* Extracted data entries

# # # # #

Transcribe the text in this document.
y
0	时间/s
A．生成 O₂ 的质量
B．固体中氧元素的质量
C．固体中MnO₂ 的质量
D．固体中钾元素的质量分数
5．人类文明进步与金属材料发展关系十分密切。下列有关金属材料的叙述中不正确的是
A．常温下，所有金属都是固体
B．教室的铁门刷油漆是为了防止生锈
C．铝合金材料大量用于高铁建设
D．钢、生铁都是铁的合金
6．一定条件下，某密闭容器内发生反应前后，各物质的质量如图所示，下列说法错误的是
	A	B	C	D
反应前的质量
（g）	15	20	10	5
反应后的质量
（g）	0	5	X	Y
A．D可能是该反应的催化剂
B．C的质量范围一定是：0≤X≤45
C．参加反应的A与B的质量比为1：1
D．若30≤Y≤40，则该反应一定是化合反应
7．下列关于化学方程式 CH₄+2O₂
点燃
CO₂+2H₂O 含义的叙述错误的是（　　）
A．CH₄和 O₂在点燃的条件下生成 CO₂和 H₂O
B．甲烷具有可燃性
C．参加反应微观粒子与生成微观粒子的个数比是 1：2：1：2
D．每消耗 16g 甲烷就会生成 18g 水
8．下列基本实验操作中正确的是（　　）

# # # # #

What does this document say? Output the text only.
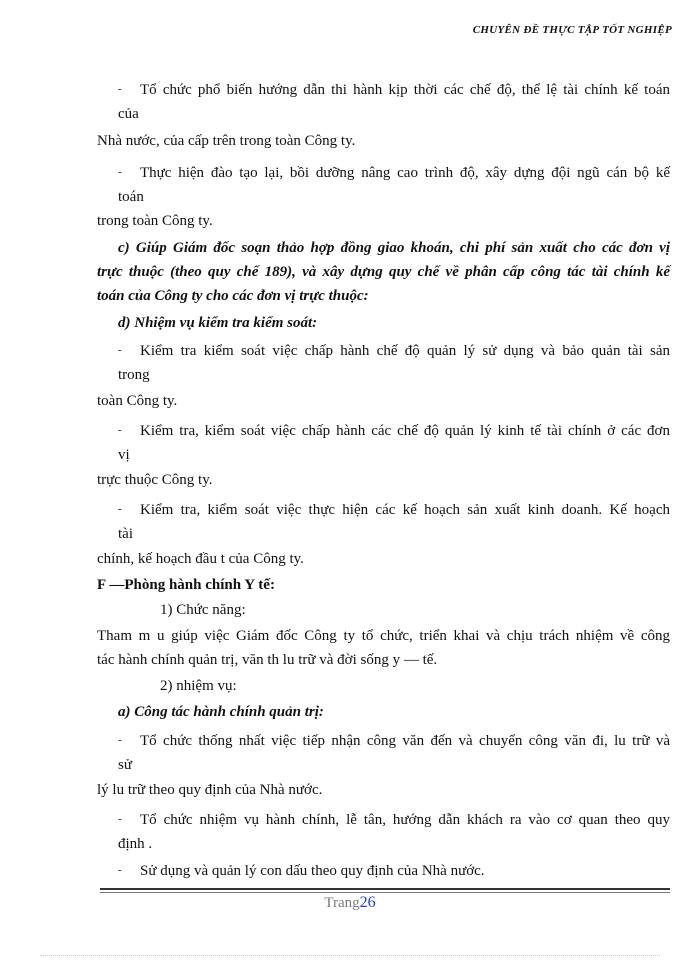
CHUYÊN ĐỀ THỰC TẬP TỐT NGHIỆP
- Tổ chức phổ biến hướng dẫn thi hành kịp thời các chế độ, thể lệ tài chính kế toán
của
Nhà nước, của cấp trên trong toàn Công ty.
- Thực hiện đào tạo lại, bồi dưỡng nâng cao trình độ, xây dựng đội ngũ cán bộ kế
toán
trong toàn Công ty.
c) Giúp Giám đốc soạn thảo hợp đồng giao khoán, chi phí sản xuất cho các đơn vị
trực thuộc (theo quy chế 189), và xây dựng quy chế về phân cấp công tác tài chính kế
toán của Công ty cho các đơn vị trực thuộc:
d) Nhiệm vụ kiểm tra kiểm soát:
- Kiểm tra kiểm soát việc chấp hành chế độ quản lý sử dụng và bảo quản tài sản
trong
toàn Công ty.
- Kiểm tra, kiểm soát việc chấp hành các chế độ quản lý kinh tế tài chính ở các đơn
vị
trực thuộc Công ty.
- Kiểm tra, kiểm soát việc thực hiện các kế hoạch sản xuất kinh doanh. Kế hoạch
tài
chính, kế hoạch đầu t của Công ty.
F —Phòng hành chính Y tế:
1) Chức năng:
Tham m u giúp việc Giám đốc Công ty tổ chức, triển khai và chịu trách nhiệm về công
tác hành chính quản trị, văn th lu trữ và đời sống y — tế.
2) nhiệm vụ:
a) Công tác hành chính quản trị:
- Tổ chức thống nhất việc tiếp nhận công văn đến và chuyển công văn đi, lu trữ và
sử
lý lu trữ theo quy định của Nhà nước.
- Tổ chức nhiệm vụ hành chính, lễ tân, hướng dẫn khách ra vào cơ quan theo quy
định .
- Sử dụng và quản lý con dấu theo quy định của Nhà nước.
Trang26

# # # # #

* Request
Look over the records above and copy each line that includes the string "Giám".

* Result
c) Giúp Giám đốc soạn thảo hợp đồng giao khoán, chi phí sản xuất cho các đơn vị
Tham m u giúp việc Giám đốc Công ty tổ chức, triển khai và chịu trách nhiệm về công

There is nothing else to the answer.